- [Task details] Where a line of the material contains the string "into", copy that line.
## Start Task data
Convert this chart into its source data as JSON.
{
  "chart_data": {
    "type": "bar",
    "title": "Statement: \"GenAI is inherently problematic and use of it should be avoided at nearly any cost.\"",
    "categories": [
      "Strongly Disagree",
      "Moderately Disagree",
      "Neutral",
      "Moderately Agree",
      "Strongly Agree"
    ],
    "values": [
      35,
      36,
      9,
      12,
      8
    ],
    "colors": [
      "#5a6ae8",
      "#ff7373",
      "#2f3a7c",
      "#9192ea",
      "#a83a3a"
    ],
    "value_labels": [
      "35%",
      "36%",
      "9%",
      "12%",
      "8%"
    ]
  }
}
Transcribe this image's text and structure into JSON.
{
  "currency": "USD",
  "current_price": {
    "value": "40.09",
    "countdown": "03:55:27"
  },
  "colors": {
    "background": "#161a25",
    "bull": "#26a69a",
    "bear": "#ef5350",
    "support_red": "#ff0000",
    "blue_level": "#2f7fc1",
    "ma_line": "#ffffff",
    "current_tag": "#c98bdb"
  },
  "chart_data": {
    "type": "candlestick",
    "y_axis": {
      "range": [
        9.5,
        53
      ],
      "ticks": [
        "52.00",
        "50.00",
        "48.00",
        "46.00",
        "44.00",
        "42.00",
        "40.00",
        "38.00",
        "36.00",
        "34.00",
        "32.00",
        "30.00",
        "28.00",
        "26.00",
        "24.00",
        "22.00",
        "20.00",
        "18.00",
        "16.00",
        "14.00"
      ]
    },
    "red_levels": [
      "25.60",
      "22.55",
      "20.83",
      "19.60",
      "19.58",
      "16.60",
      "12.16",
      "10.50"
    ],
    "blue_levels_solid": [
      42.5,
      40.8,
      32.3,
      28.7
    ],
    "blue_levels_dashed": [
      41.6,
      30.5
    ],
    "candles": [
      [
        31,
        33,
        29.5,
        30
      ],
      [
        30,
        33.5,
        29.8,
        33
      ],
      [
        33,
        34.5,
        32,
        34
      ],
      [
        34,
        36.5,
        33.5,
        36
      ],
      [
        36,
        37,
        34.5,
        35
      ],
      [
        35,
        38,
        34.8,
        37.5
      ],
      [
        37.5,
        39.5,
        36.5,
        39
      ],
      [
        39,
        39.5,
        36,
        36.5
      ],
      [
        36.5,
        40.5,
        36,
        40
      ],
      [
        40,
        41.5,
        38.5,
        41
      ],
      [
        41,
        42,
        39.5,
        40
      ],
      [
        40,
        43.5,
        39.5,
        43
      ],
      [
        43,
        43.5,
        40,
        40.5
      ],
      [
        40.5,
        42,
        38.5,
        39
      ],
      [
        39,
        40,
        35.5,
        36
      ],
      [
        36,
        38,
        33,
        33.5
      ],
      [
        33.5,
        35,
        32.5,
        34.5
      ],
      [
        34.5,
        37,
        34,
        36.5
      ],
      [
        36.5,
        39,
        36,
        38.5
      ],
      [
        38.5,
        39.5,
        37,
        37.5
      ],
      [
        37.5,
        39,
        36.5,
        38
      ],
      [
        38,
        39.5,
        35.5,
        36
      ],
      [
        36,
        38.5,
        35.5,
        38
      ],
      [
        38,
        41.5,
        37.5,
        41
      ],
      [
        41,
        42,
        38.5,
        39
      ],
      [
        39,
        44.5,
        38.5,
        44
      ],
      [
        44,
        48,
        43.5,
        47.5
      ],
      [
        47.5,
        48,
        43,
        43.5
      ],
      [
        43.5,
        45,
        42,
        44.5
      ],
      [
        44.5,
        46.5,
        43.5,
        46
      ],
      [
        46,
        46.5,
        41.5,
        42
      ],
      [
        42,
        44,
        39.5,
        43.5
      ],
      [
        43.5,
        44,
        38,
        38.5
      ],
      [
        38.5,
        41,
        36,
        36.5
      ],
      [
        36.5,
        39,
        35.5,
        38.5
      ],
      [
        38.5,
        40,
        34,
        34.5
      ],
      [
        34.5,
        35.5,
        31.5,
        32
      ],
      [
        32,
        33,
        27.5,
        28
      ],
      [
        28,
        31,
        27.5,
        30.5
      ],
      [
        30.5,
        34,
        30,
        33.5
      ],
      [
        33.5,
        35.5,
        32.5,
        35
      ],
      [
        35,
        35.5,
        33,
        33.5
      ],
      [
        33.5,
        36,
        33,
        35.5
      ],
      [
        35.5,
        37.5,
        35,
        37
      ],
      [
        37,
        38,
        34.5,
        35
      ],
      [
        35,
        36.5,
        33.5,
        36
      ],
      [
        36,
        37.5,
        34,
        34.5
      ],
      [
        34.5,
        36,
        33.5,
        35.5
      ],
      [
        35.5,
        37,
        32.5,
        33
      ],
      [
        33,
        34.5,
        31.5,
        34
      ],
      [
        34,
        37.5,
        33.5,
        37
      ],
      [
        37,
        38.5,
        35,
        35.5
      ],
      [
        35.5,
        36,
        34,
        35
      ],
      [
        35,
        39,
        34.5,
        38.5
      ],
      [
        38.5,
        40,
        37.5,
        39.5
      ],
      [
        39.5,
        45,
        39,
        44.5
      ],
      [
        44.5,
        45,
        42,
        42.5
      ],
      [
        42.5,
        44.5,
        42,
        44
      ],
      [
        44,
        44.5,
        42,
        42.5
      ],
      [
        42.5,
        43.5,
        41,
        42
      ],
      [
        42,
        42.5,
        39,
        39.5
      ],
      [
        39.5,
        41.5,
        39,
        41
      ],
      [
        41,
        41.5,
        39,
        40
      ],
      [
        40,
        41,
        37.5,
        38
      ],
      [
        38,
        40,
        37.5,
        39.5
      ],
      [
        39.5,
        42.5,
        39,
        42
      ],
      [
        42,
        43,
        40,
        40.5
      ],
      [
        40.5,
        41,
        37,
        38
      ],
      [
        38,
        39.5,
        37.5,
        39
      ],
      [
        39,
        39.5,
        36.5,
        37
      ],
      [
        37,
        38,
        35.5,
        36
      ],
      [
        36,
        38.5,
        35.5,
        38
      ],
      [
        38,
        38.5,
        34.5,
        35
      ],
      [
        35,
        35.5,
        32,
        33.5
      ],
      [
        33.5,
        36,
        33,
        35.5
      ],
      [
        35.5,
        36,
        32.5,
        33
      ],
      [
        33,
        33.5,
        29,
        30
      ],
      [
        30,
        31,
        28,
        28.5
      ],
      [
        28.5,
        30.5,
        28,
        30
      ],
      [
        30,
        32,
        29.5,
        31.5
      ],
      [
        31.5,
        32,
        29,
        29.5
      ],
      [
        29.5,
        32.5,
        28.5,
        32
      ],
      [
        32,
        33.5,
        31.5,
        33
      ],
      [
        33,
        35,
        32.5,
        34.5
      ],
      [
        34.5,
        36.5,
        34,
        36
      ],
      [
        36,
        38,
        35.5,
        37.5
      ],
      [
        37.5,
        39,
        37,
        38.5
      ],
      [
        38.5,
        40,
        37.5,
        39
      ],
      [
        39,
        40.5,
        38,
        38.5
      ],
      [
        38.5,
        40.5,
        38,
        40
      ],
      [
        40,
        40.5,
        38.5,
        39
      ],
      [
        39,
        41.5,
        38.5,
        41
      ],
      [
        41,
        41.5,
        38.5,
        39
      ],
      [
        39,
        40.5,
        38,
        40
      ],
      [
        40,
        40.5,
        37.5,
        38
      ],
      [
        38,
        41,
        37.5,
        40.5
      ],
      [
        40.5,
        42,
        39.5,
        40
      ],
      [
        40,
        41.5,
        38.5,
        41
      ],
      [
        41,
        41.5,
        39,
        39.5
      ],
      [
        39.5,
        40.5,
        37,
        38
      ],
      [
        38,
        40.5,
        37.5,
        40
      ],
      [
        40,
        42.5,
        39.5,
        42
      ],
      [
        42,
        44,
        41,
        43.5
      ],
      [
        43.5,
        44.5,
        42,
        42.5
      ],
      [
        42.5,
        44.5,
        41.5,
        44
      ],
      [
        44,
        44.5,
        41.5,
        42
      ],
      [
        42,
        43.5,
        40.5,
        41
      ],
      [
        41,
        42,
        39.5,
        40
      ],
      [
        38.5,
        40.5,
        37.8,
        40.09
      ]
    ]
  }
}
## End Task data
- [Result of this exercise]
Convert this chart into its source data as JSON.
Transcribe this image's text and structure into JSON.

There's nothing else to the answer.